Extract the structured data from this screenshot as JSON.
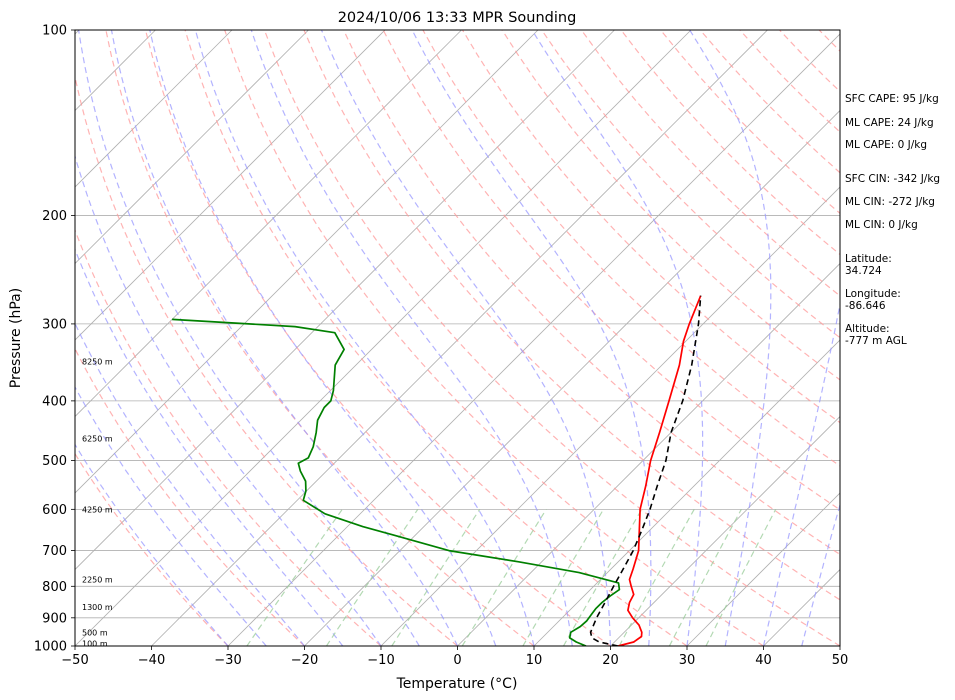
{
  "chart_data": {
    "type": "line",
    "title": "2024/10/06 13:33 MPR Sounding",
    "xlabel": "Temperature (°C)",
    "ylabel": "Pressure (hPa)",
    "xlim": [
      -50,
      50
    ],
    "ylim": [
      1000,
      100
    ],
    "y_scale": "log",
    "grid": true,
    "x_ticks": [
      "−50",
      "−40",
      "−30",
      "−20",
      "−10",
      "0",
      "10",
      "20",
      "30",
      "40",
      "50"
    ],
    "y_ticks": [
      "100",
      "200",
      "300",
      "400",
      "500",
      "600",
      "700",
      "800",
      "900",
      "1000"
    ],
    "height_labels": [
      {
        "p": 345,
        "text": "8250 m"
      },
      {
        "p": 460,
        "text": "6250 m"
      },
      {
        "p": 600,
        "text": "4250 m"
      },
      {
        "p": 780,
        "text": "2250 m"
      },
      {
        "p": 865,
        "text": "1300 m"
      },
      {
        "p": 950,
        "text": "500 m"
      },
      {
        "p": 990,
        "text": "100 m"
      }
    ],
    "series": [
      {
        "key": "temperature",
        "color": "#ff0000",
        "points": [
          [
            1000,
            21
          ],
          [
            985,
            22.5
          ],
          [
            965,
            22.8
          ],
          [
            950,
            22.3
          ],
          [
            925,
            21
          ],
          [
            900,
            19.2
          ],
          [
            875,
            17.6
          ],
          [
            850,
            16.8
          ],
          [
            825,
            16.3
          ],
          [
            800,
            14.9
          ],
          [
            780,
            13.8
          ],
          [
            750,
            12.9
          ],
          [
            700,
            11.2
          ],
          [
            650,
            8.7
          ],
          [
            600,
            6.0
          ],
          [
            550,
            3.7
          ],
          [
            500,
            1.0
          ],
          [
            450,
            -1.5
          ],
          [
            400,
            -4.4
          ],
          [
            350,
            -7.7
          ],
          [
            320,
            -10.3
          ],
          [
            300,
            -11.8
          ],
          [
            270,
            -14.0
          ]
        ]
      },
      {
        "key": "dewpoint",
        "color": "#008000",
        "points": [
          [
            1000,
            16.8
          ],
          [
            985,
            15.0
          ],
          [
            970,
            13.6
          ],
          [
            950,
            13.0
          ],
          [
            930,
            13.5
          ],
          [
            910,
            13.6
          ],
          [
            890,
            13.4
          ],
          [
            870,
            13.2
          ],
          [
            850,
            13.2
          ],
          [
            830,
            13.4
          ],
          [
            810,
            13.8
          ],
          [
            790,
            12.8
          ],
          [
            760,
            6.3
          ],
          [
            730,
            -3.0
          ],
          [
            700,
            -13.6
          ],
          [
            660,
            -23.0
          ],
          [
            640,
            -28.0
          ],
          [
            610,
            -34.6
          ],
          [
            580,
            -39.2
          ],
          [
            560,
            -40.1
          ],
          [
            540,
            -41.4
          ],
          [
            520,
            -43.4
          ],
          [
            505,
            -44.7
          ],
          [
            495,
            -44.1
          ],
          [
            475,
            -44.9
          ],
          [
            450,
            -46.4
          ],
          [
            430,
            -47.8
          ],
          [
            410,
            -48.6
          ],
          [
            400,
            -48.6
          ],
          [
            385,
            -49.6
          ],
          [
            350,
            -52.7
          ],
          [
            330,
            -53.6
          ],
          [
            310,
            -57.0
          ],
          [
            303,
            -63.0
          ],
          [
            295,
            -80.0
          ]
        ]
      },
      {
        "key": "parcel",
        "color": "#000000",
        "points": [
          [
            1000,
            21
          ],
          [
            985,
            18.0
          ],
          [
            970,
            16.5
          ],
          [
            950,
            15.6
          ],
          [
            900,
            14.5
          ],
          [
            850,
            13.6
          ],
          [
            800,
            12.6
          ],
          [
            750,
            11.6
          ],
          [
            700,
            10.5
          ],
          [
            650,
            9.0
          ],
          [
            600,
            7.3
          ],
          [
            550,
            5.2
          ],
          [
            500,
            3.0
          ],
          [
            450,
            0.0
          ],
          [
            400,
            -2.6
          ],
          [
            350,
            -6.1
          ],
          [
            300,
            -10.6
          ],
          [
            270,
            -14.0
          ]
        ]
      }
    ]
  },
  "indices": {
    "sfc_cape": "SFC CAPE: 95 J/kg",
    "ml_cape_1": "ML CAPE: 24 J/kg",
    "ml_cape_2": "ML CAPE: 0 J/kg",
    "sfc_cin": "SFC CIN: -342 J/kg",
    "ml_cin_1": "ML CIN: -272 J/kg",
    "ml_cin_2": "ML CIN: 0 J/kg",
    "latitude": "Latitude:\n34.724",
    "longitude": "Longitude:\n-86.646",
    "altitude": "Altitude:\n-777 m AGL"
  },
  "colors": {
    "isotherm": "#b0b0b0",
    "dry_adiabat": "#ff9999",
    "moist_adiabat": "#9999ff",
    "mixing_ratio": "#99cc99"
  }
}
:::::
_What the task asks_
Using the data above, copy each line that contains "CAPE".

_Response_
    "sfc_cape": "SFC CAPE: 95 J/kg",
    "ml_cape_1": "ML CAPE: 24 J/kg",
    "ml_cape_2": "ML CAPE: 0 J/kg",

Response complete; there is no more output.